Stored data

◇ ◇ ◇ ◇ ◇ ◇ ◇

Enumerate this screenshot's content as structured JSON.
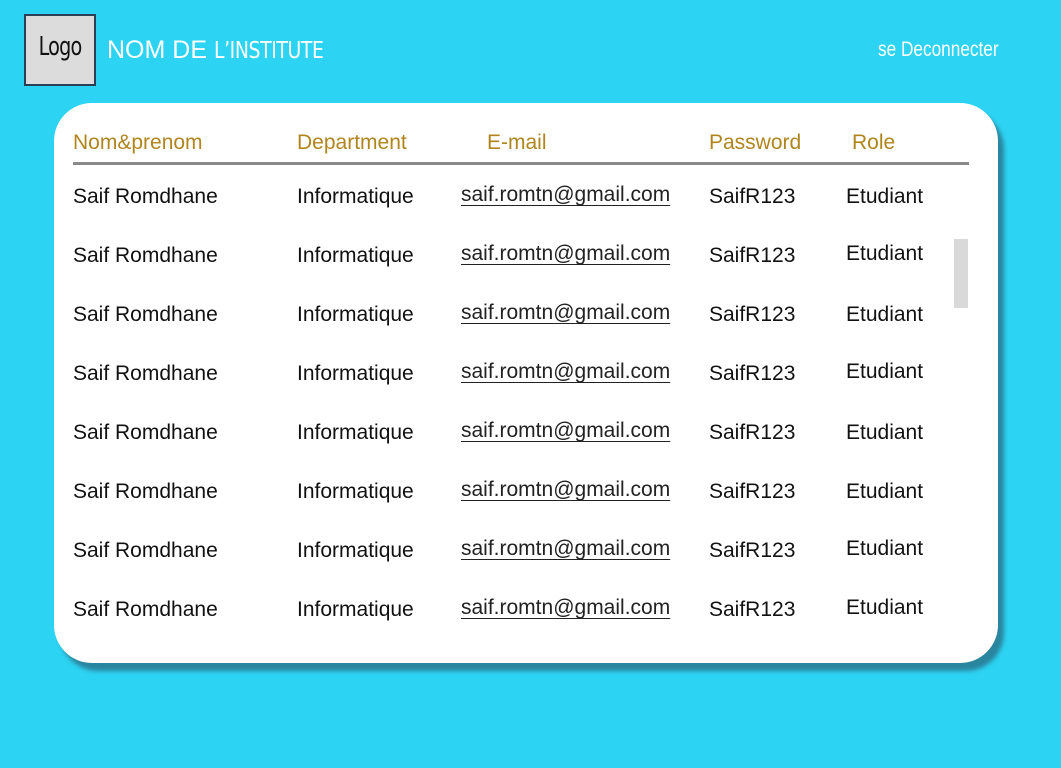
{
  "header": {
    "logo_label": "Logo",
    "title_main": "NOM DE",
    "title_rest": "L’INSTITUTE",
    "logout_label": "se Deconnecter"
  },
  "colors": {
    "background": "#2dd3f3",
    "header_text": "#b0851e",
    "panel": "#ffffff"
  },
  "table": {
    "columns": [
      "Nom&prenom",
      "Department",
      "E-mail",
      "Password",
      "Role"
    ],
    "rows": [
      [
        "Saif Romdhane",
        "Informatique",
        "saif.romtn@gmail.com",
        "SaifR123",
        "Etudiant"
      ],
      [
        "Saif Romdhane",
        "Informatique",
        "saif.romtn@gmail.com",
        "SaifR123",
        "Etudiant"
      ],
      [
        "Saif Romdhane",
        "Informatique",
        "saif.romtn@gmail.com",
        "SaifR123",
        "Etudiant"
      ],
      [
        "Saif Romdhane",
        "Informatique",
        "saif.romtn@gmail.com",
        "SaifR123",
        "Etudiant"
      ],
      [
        "Saif Romdhane",
        "Informatique",
        "saif.romtn@gmail.com",
        "SaifR123",
        "Etudiant"
      ],
      [
        "Saif Romdhane",
        "Informatique",
        "saif.romtn@gmail.com",
        "SaifR123",
        "Etudiant"
      ],
      [
        "Saif Romdhane",
        "Informatique",
        "saif.romtn@gmail.com",
        "SaifR123",
        "Etudiant"
      ],
      [
        "Saif Romdhane",
        "Informatique",
        "saif.romtn@gmail.com",
        "SaifR123",
        "Etudiant"
      ]
    ]
  }
}
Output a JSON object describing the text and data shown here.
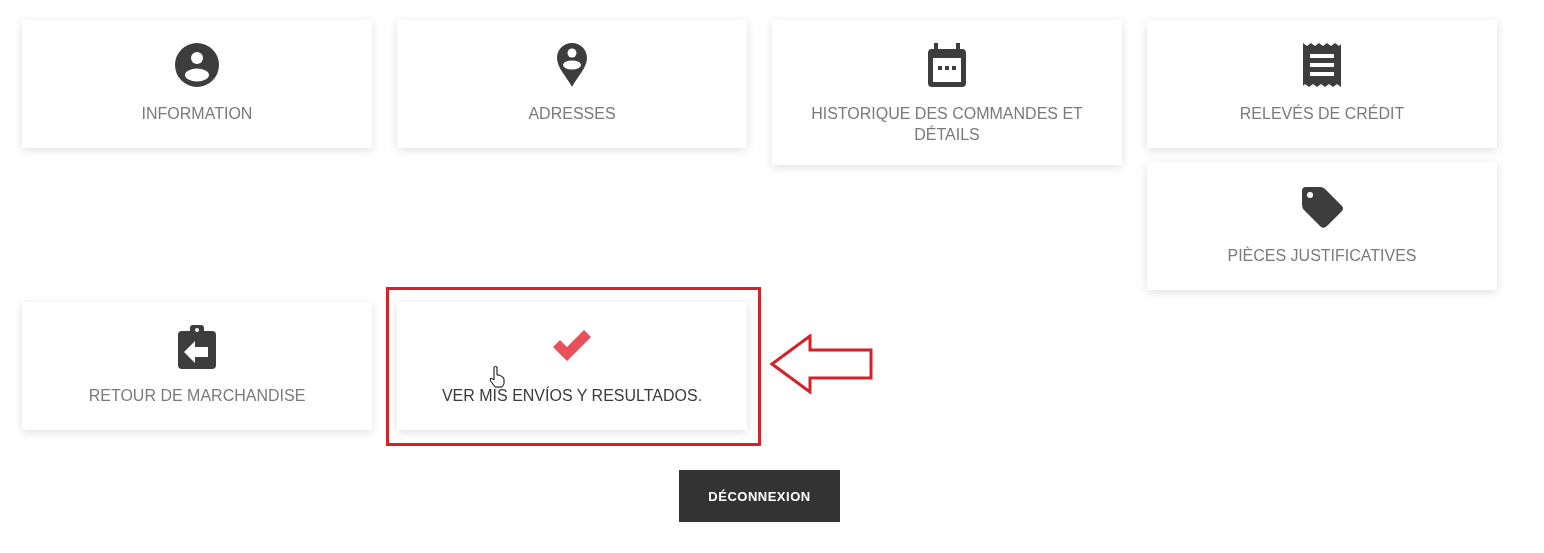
{
  "top_columns": [
    {
      "tiles": [
        {
          "label": "INFORMATION",
          "kind": "person",
          "color": "#3d3d3d",
          "hovered": false
        }
      ]
    },
    {
      "tiles": [
        {
          "label": "ADRESSES",
          "kind": "pin",
          "color": "#3d3d3d",
          "hovered": false
        }
      ]
    },
    {
      "tiles": [
        {
          "label": "HISTORIQUE DES COMMANDES ET DÉTAILS",
          "kind": "calendar",
          "color": "#3d3d3d",
          "hovered": false
        }
      ]
    },
    {
      "tiles": [
        {
          "label": "RELEVÉS DE CRÉDIT",
          "kind": "receipt",
          "color": "#3d3d3d",
          "hovered": false
        },
        {
          "label": "PIÈCES JUSTIFICATIVES",
          "kind": "tag",
          "color": "#3d3d3d",
          "hovered": false
        }
      ]
    }
  ],
  "bottom_row": [
    {
      "label": "RETOUR DE MARCHANDISE",
      "kind": "clipboard",
      "color": "#3d3d3d",
      "hovered": false
    },
    {
      "label": "VER MIS ENVÍOS Y RESULTADOS.",
      "kind": "check",
      "color": "#e8505b",
      "hovered": true,
      "highlighted": true
    }
  ],
  "logout_button": "DÉCONNEXION"
}
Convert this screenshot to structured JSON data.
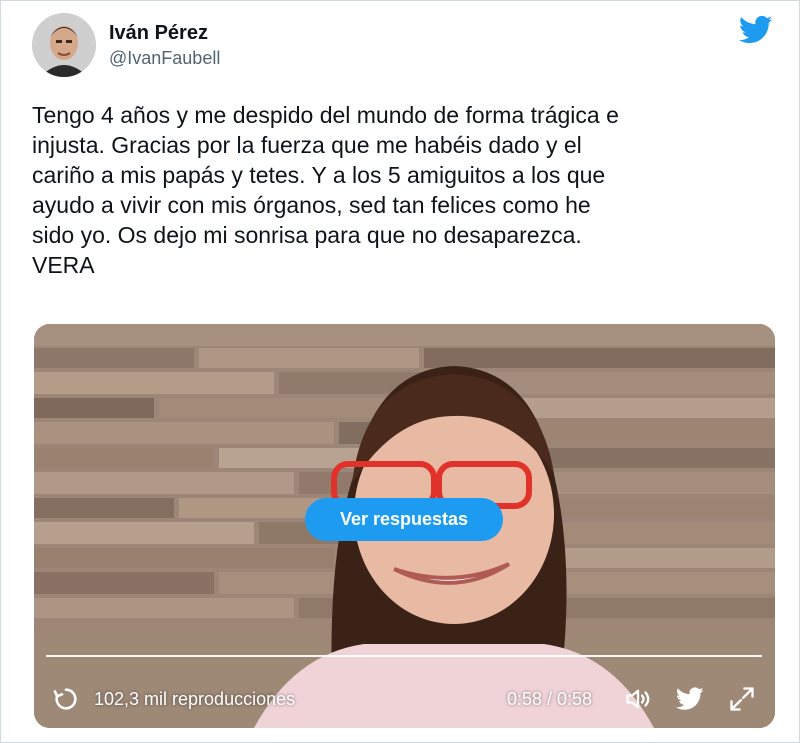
{
  "author": {
    "name": "Iván Pérez",
    "handle": "@IvanFaubell"
  },
  "tweet": {
    "text": "Tengo 4 años y me despido del mundo de forma trágica e\ninjusta. Gracias por la fuerza que me habéis dado y el\ncariño a mis papás y tetes. Y a los 5 amiguitos a los que\nayudo a vivir con mis órganos, sed tan felices como he\nsido yo. Os dejo mi sonrisa para que no desaparezca.\nVERA"
  },
  "video": {
    "replies_button": "Ver respuestas",
    "views": "102,3 mil reproducciones",
    "time": "0:58 / 0:58",
    "progress": 1.0
  },
  "icons": {
    "brand": "twitter-bird-icon",
    "replay": "replay-icon",
    "volume": "volume-icon",
    "logo": "twitter-logo-icon",
    "fullscreen": "fullscreen-icon"
  },
  "colors": {
    "accent": "#1d9bf0",
    "text": "#0f1419",
    "secondary": "#536471"
  }
}
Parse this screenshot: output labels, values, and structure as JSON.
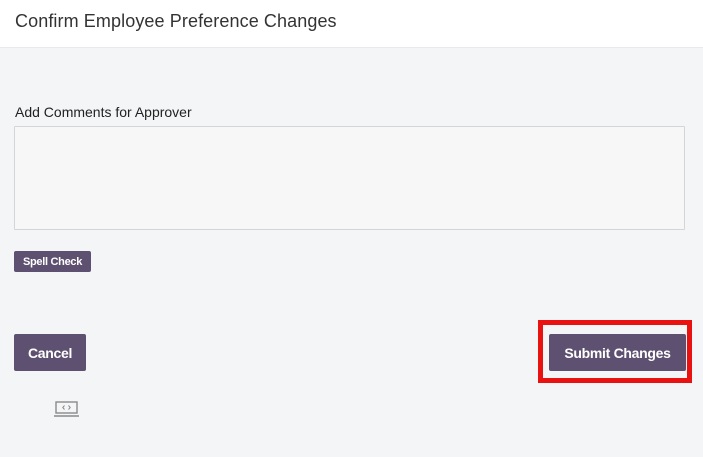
{
  "header": {
    "title": "Confirm Employee Preference Changes"
  },
  "comments": {
    "label": "Add Comments for Approver",
    "value": "",
    "placeholder": ""
  },
  "buttons": {
    "spell_check": "Spell Check",
    "cancel": "Cancel",
    "submit": "Submit Changes"
  },
  "colors": {
    "button_bg": "#5e5070",
    "highlight": "#ea1111",
    "page_bg": "#f4f5f7"
  },
  "icons": {
    "footer_icon": "screen-code-icon"
  }
}
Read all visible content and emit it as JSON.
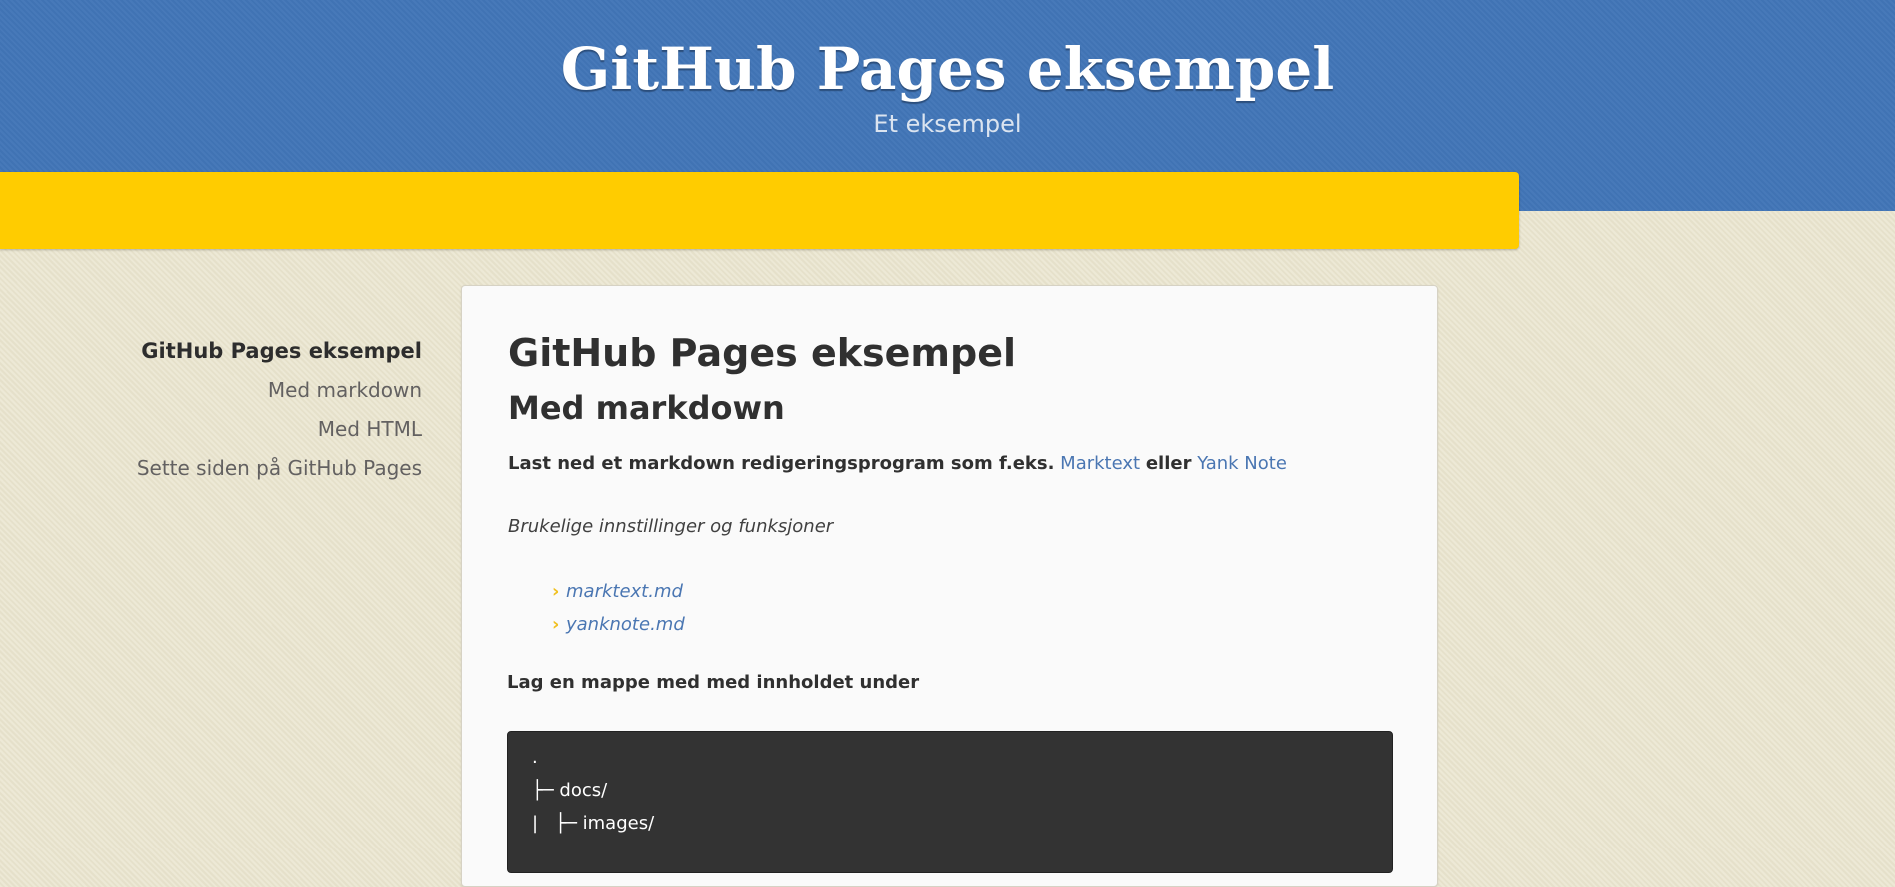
{
  "header": {
    "title": "GitHub Pages eksempel",
    "subtitle": "Et eksempel"
  },
  "sidebar": {
    "items": [
      {
        "label": "GitHub Pages eksempel",
        "active": true
      },
      {
        "label": "Med markdown",
        "active": false
      },
      {
        "label": "Med HTML",
        "active": false
      },
      {
        "label": "Sette siden på GitHub Pages",
        "active": false
      }
    ]
  },
  "main": {
    "h1": "GitHub Pages eksempel",
    "h2": "Med markdown",
    "intro": {
      "text": "Last ned et markdown redigeringsprogram som f.eks.",
      "link1": "Marktext",
      "between": "eller",
      "link2": "Yank Note"
    },
    "tips": "Brukelige innstillinger og funksjoner",
    "files": [
      {
        "label": "marktext.md"
      },
      {
        "label": "yanknote.md"
      }
    ],
    "folder_intro": "Lag en mappe med med innholdet under",
    "code_lines": [
      ".",
      "├─ docs/",
      "|   ├─ images/"
    ]
  },
  "colors": {
    "header_bg": "#4175b7",
    "accent_bar": "#ffcc00",
    "page_bg": "#e9e4cd",
    "link": "#4a76b2",
    "code_bg": "#333333"
  }
}
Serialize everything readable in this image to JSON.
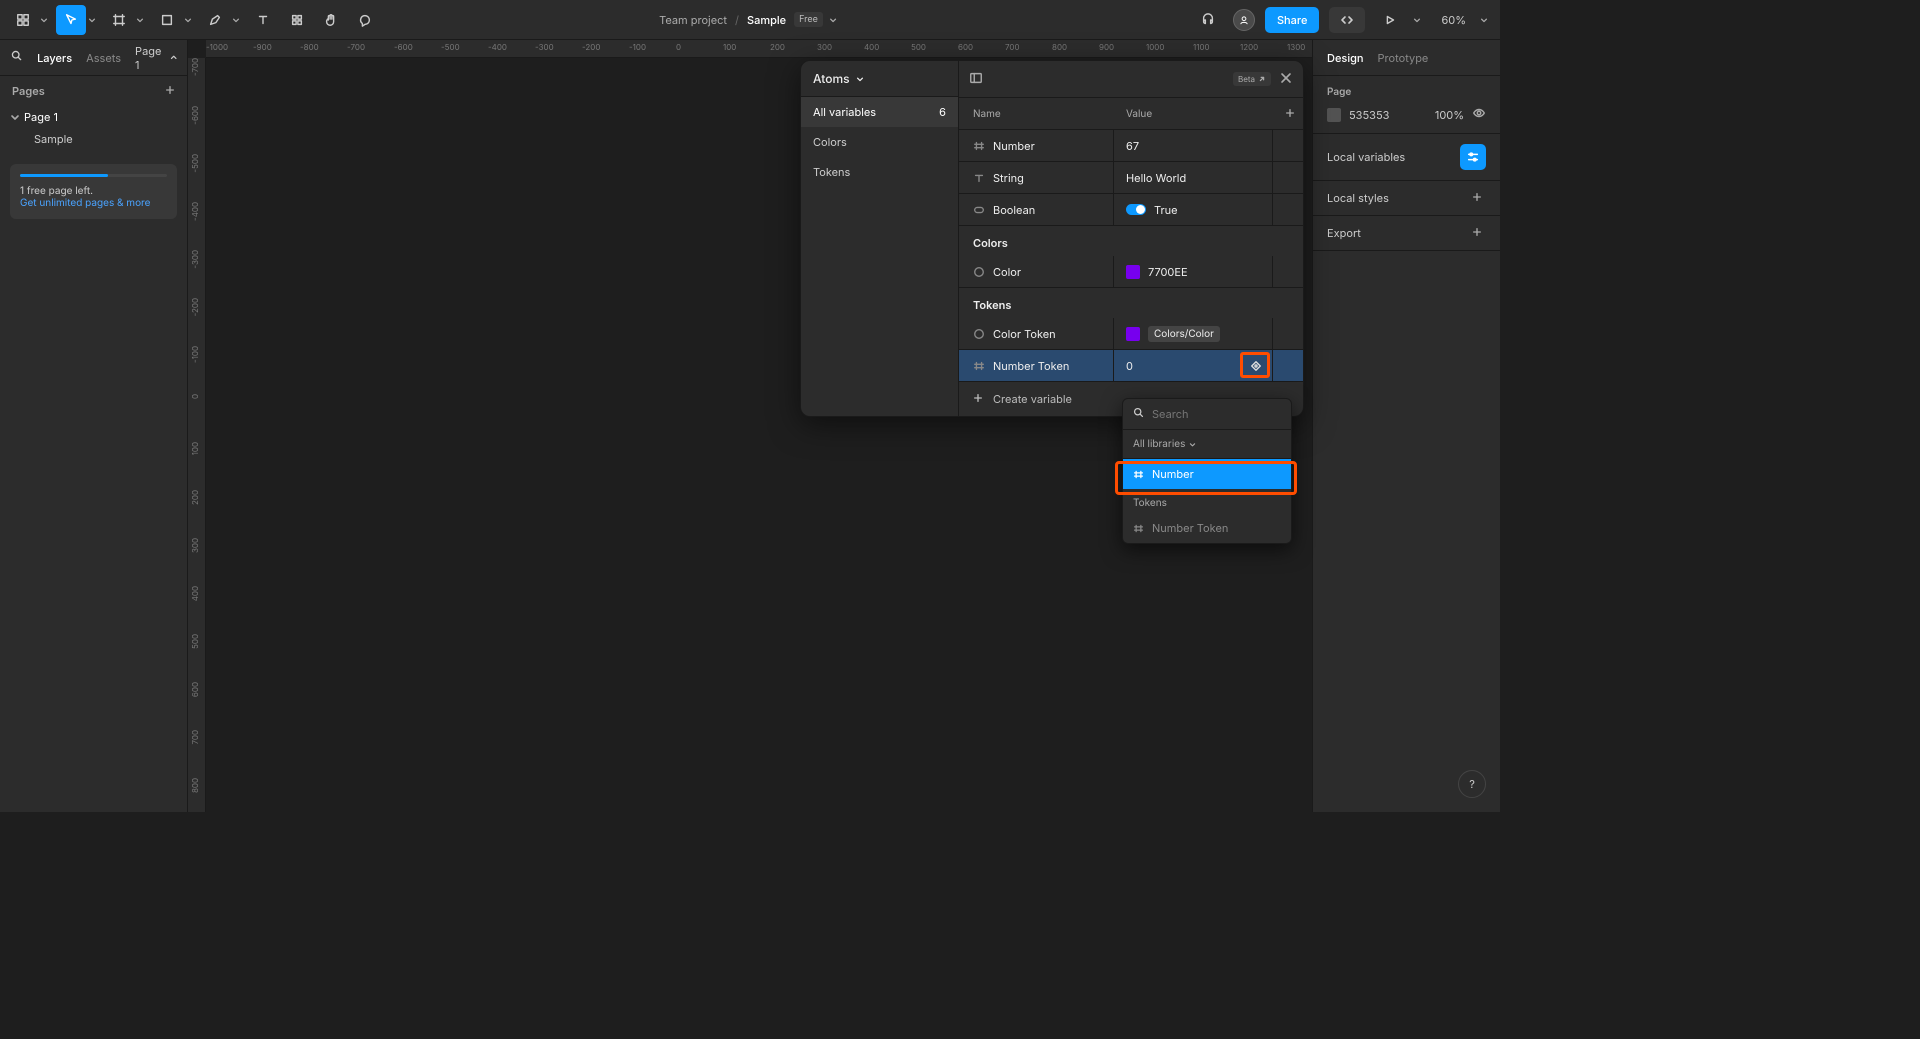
{
  "toolbar": {
    "team": "Team project",
    "file": "Sample",
    "badge": "Free",
    "share": "Share",
    "zoom": "60%"
  },
  "left": {
    "tab_layers": "Layers",
    "tab_assets": "Assets",
    "page_sel": "Page 1",
    "pages_hdr": "Pages",
    "pages": [
      "Page 1"
    ],
    "layers": [
      "Sample"
    ],
    "promo_line1": "1 free page left.",
    "promo_line2": "Get unlimited pages & more"
  },
  "right": {
    "tab_design": "Design",
    "tab_proto": "Prototype",
    "page_lbl": "Page",
    "bg_hex": "535353",
    "bg_pct": "100%",
    "locals_vars": "Local variables",
    "local_styles": "Local styles",
    "export": "Export"
  },
  "modal": {
    "collection": "Atoms",
    "beta": "Beta",
    "side_items": [
      {
        "label": "All variables",
        "count": "6"
      },
      {
        "label": "Colors"
      },
      {
        "label": "Tokens"
      }
    ],
    "col_name": "Name",
    "col_value": "Value",
    "groups": {
      "root": [
        {
          "type": "number",
          "name": "Number",
          "value": "67"
        },
        {
          "type": "string",
          "name": "String",
          "value": "Hello World"
        },
        {
          "type": "boolean",
          "name": "Boolean",
          "value": "True"
        }
      ],
      "colors_hdr": "Colors",
      "colors": [
        {
          "type": "color",
          "name": "Color",
          "value": "7700EE",
          "hex": "#7700ee"
        }
      ],
      "tokens_hdr": "Tokens",
      "tokens": [
        {
          "type": "color",
          "name": "Color Token",
          "alias": "Colors/Color",
          "hex": "#7700ee"
        },
        {
          "type": "number",
          "name": "Number Token",
          "value": "0"
        }
      ]
    },
    "create": "Create variable"
  },
  "picker": {
    "placeholder": "Search",
    "libraries": "All libraries",
    "opt_number": "Number",
    "grp_tokens": "Tokens",
    "opt_number_token": "Number Token"
  },
  "ruler_h": [
    "-1000",
    "-900",
    "-800",
    "-700",
    "-600",
    "-500",
    "-400",
    "-300",
    "-200",
    "-100",
    "0",
    "100",
    "200",
    "300",
    "400",
    "500",
    "600",
    "700",
    "800",
    "900",
    "1000",
    "1100",
    "1200",
    "1300"
  ],
  "ruler_v": [
    "-700",
    "-600",
    "-500",
    "-400",
    "-300",
    "-200",
    "-100",
    "0",
    "100",
    "200",
    "300",
    "400",
    "500",
    "600",
    "700",
    "800"
  ],
  "help": "?"
}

◇ ◇ ◇ ◇ ◇ ◇ ◇

» **What the task requires**: Using the material above, copy every line in which the string "Changes" occurs.

» **The completed task**:
    "title": "Confirm Employee Preference Changes"
    "submit": "Submit Changes"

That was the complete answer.